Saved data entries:

- - - - -

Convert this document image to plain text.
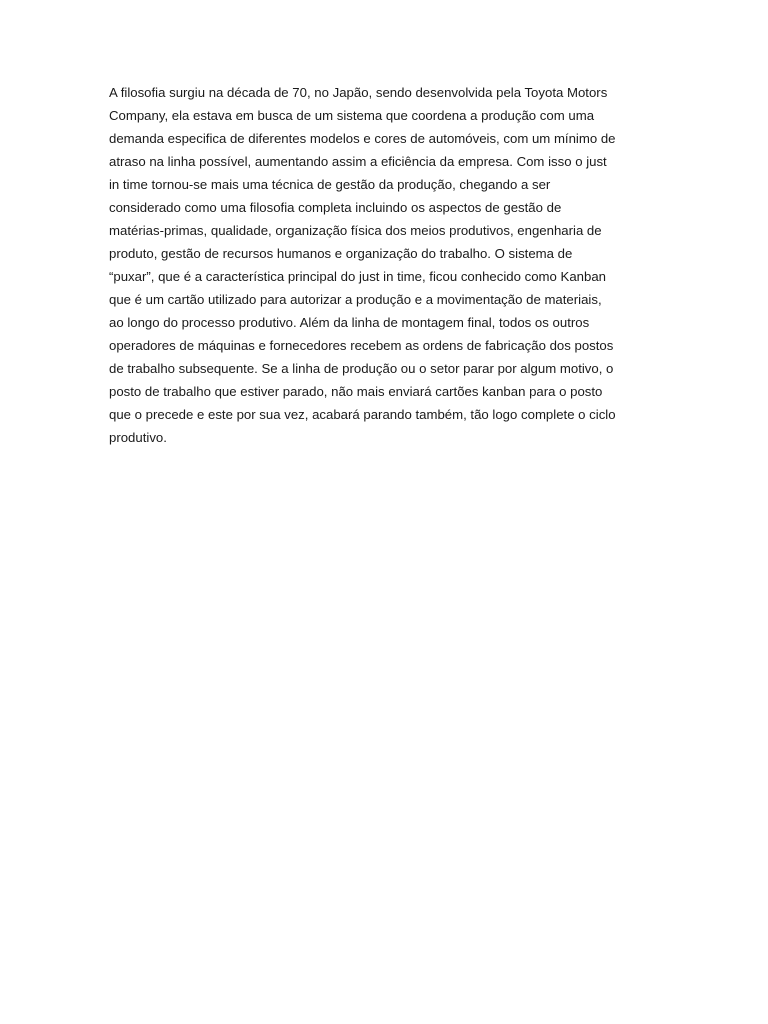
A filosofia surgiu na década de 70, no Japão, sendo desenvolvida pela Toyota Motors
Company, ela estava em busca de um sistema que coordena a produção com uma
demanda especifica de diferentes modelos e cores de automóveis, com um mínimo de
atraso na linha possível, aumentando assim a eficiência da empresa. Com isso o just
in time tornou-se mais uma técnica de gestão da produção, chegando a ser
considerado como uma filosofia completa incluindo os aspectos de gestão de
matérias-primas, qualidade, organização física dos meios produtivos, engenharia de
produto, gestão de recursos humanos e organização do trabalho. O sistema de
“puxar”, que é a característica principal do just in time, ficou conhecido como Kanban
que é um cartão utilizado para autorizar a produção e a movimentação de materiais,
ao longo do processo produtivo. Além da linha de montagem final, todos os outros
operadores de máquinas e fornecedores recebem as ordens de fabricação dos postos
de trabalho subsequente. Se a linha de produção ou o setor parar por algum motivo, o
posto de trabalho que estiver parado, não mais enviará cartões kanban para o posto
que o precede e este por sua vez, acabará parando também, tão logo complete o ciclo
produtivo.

- - - - -

What the task asks —
Give the entries again without a single change, but with no pictures.

Written response —
Convert this document image to plain text.
A filosofia surgiu na década de 70, no Japão, sendo desenvolvida pela Toyota Motors
Company, ela estava em busca de um sistema que coordena a produção com uma
demanda especifica de diferentes modelos e cores de automóveis, com um mínimo de
atraso na linha possível, aumentando assim a eficiência da empresa. Com isso o just
in time tornou-se mais uma técnica de gestão da produção, chegando a ser
considerado como uma filosofia completa incluindo os aspectos de gestão de
matérias-primas, qualidade, organização física dos meios produtivos, engenharia de
produto, gestão de recursos humanos e organização do trabalho. O sistema de
“puxar”, que é a característica principal do just in time, ficou conhecido como Kanban
que é um cartão utilizado para autorizar a produção e a movimentação de materiais,
ao longo do processo produtivo. Além da linha de montagem final, todos os outros
operadores de máquinas e fornecedores recebem as ordens de fabricação dos postos
de trabalho subsequente. Se a linha de produção ou o setor parar por algum motivo, o
posto de trabalho que estiver parado, não mais enviará cartões kanban para o posto
que o precede e este por sua vez, acabará parando também, tão logo complete o ciclo
produtivo.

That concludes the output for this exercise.